Objective: Which lines contain the word "type"? Return each of them as written.

Records to process:

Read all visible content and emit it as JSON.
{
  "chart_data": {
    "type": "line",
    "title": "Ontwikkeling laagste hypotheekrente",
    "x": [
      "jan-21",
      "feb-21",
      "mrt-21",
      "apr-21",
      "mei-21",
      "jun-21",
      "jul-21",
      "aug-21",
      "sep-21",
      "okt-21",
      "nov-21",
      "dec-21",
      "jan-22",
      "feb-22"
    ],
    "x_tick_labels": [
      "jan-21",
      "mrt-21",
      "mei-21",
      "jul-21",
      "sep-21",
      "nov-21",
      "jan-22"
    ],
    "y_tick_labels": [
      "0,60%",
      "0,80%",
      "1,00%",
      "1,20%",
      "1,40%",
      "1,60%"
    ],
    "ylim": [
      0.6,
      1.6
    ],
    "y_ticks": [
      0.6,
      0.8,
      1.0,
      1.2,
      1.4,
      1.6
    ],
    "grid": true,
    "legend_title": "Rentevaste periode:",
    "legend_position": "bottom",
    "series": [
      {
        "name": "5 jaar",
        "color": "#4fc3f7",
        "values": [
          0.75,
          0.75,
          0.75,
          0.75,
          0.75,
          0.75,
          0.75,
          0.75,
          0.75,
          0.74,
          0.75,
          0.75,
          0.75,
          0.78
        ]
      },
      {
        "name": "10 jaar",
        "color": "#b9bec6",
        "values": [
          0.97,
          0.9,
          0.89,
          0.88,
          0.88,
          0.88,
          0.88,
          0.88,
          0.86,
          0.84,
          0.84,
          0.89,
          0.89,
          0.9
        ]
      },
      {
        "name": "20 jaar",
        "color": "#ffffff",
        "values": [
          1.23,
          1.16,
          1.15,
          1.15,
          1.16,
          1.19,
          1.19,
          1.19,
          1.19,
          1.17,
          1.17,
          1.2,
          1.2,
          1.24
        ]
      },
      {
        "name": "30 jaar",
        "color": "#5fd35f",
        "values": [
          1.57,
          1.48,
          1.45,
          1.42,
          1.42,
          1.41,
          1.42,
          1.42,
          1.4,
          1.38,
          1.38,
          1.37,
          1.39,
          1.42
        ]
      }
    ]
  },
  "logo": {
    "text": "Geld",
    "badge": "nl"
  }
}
* * *
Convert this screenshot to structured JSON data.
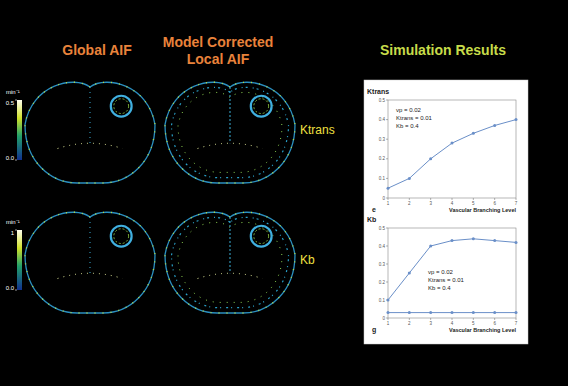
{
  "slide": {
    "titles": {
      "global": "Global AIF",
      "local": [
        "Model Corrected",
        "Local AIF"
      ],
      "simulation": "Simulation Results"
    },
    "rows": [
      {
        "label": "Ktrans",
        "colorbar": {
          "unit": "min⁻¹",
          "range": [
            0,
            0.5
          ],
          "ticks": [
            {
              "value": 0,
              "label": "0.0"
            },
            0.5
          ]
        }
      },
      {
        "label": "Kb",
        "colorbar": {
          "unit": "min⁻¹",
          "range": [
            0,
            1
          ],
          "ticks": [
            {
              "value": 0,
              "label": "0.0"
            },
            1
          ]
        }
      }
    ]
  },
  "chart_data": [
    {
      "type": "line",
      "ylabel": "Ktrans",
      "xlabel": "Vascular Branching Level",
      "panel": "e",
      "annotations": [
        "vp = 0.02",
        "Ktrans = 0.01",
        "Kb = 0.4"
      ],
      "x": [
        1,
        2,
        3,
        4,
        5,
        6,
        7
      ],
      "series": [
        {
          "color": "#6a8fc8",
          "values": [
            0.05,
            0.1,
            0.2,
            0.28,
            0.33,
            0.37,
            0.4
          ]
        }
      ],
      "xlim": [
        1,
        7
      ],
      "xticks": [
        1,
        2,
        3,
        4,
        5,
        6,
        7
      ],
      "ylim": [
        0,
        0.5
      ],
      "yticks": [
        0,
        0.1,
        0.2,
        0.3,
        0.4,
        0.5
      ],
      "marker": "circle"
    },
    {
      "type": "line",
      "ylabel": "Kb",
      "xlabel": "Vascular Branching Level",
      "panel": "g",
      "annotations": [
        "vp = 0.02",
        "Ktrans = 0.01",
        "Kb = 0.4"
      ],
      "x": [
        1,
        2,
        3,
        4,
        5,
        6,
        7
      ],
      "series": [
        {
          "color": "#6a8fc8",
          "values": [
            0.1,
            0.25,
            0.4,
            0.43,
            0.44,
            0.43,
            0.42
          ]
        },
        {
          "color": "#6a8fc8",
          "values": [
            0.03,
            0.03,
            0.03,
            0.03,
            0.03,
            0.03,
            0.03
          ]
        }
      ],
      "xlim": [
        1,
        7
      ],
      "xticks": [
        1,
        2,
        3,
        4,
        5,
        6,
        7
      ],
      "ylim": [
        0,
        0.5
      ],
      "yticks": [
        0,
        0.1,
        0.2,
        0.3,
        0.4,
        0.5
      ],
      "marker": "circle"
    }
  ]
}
...
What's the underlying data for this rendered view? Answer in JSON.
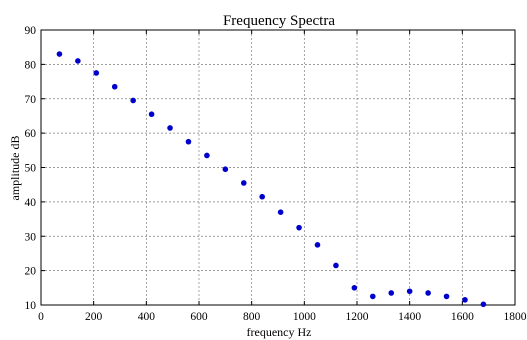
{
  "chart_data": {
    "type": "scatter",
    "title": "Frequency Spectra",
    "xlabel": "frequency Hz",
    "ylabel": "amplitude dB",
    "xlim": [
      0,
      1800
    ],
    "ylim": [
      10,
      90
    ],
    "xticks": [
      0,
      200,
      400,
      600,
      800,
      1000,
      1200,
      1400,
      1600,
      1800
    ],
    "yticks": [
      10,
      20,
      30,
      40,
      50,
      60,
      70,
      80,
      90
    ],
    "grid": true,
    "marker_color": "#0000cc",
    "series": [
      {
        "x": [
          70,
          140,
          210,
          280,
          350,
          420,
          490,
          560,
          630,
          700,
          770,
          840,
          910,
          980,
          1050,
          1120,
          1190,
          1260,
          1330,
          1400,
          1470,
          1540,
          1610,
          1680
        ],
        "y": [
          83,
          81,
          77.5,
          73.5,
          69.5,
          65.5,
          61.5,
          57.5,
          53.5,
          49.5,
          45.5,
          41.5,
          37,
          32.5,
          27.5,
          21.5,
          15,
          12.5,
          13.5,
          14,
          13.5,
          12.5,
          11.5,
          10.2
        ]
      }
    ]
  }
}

Completed task:
    "type": "line",
      "type": "line",
      "type": "line",
    "type": "scatter",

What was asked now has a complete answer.